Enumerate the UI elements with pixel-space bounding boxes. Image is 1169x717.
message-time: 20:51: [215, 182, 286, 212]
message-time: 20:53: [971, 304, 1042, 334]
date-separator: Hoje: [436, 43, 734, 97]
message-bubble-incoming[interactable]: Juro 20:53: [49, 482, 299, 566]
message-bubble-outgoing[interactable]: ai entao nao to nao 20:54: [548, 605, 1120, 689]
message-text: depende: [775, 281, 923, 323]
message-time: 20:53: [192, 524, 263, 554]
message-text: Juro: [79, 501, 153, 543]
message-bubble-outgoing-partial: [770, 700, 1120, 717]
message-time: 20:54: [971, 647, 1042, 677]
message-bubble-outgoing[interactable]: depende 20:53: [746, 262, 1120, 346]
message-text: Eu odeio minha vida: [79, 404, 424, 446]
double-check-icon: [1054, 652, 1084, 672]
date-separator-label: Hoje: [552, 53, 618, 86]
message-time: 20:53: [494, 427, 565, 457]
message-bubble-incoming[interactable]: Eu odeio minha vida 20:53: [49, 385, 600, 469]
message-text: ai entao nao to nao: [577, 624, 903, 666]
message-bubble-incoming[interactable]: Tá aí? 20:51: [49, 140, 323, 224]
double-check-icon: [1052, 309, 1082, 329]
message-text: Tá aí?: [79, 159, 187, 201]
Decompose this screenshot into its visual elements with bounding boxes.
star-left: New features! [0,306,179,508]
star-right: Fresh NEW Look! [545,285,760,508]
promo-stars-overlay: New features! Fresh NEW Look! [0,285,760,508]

★ ★ ★ ★ ★

Your objective =>
Pull out every line of the material that contains the word "odeio". Case counts.

Problem solution =>
message-text: Eu odeio minha vida: [79, 404, 424, 446]
message-bubble-incoming[interactable]: Eu odeio minha vida 20:53: [49, 385, 600, 469]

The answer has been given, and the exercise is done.